══ PROVIDED MATERIAL ══

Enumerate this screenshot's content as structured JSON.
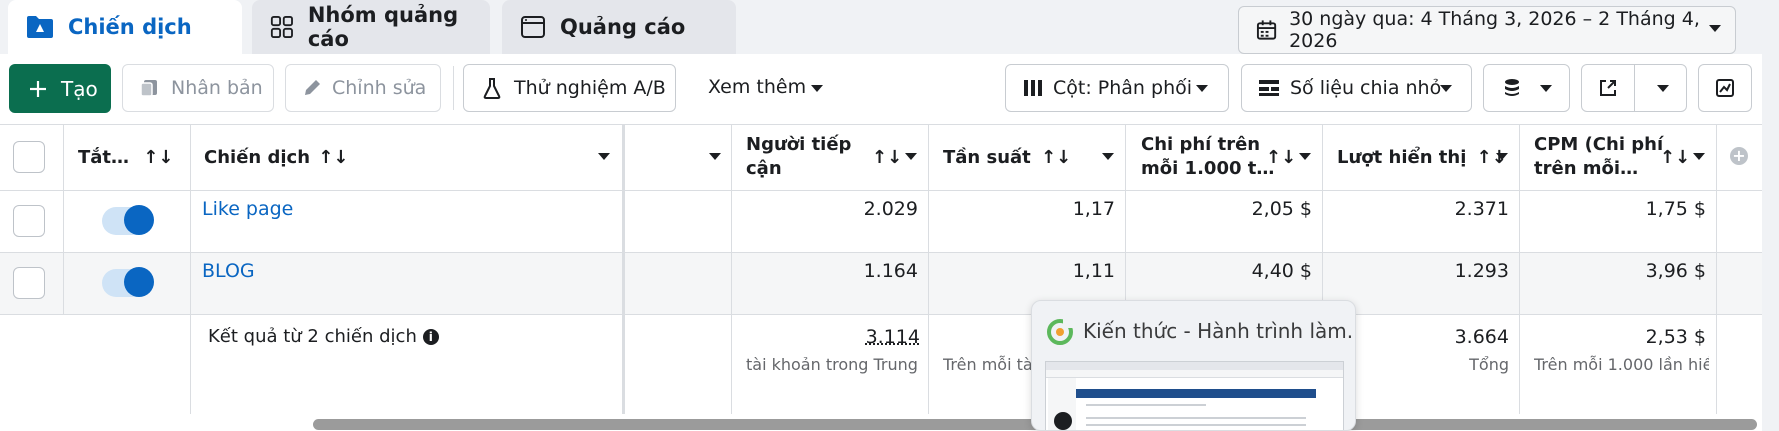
{
  "tabs": [
    {
      "label": "Chiến dịch",
      "icon": "folder-icon",
      "active": true
    },
    {
      "label": "Nhóm quảng cáo",
      "icon": "grid-icon",
      "active": false
    },
    {
      "label": "Quảng cáo",
      "icon": "window-icon",
      "active": false
    }
  ],
  "date_range": {
    "label": "30 ngày qua: 4 Tháng 3, 2026 – 2 Tháng 4, 2026"
  },
  "toolbar": {
    "create": "Tạo",
    "duplicate": "Nhân bản",
    "edit": "Chỉnh sửa",
    "ab_test": "Thử nghiệm A/B",
    "more": "Xem thêm",
    "columns": "Cột: Phân phối",
    "breakdown": "Số liệu chia nhỏ"
  },
  "table": {
    "headers": {
      "toggle": "Tắt…",
      "campaign": "Chiến dịch",
      "reach_line1": "Người tiếp",
      "reach_line2": "cận",
      "frequency": "Tần suất",
      "cpm1000_line1": "Chi phí trên",
      "cpm1000_line2": "mỗi 1.000 t…",
      "impressions": "Lượt hiển thị",
      "cpm_line1": "CPM (Chi phí",
      "cpm_line2": "trên mỗi…"
    },
    "rows": [
      {
        "name": "Like page",
        "reach": "2.029",
        "frequency": "1,17",
        "cost_per_1000": "2,05 $",
        "impressions": "2.371",
        "cpm": "1,75 $"
      },
      {
        "name": "BLOG",
        "reach": "1.164",
        "frequency": "1,11",
        "cost_per_1000": "4,40 $",
        "impressions": "1.293",
        "cpm": "3,96 $"
      }
    ],
    "summary": {
      "label": "Kết quả từ 2 chiến dịch",
      "reach": "3.114",
      "reach_sub": "tài khoản trong Trung …",
      "frequency_sub": "Trên mỗi tài",
      "impressions": "3.664",
      "impressions_sub": "Tổng",
      "cpm": "2,53 $",
      "cpm_sub": "Trên mỗi 1.000 lần hiể…"
    }
  },
  "popup": {
    "title": "Kiến thức - Hành trình làm..."
  },
  "colors": {
    "accent": "#0a66c2",
    "create_green": "#0b6e4f"
  }
}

═══

__TASK__
Transcribe the listing in full. Omit the pictures and keep every line exact.

__EXERCISE RESPONSE__
Enumerate this screenshot's content as structured JSON.
{
  "tabs": [
    {
      "label": "Chiến dịch",
      "icon": "folder-icon",
      "active": true
    },
    {
      "label": "Nhóm quảng cáo",
      "icon": "grid-icon",
      "active": false
    },
    {
      "label": "Quảng cáo",
      "icon": "window-icon",
      "active": false
    }
  ],
  "date_range": {
    "label": "30 ngày qua: 4 Tháng 3, 2026 – 2 Tháng 4, 2026"
  },
  "toolbar": {
    "create": "Tạo",
    "duplicate": "Nhân bản",
    "edit": "Chỉnh sửa",
    "ab_test": "Thử nghiệm A/B",
    "more": "Xem thêm",
    "columns": "Cột: Phân phối",
    "breakdown": "Số liệu chia nhỏ"
  },
  "table": {
    "headers": {
      "toggle": "Tắt…",
      "campaign": "Chiến dịch",
      "reach_line1": "Người tiếp",
      "reach_line2": "cận",
      "frequency": "Tần suất",
      "cpm1000_line1": "Chi phí trên",
      "cpm1000_line2": "mỗi 1.000 t…",
      "impressions": "Lượt hiển thị",
      "cpm_line1": "CPM (Chi phí",
      "cpm_line2": "trên mỗi…"
    },
    "rows": [
      {
        "name": "Like page",
        "reach": "2.029",
        "frequency": "1,17",
        "cost_per_1000": "2,05 $",
        "impressions": "2.371",
        "cpm": "1,75 $"
      },
      {
        "name": "BLOG",
        "reach": "1.164",
        "frequency": "1,11",
        "cost_per_1000": "4,40 $",
        "impressions": "1.293",
        "cpm": "3,96 $"
      }
    ],
    "summary": {
      "label": "Kết quả từ 2 chiến dịch",
      "reach": "3.114",
      "reach_sub": "tài khoản trong Trung …",
      "frequency_sub": "Trên mỗi tài",
      "impressions": "3.664",
      "impressions_sub": "Tổng",
      "cpm": "2,53 $",
      "cpm_sub": "Trên mỗi 1.000 lần hiể…"
    }
  },
  "popup": {
    "title": "Kiến thức - Hành trình làm..."
  },
  "colors": {
    "accent": "#0a66c2",
    "create_green": "#0b6e4f"
  }
}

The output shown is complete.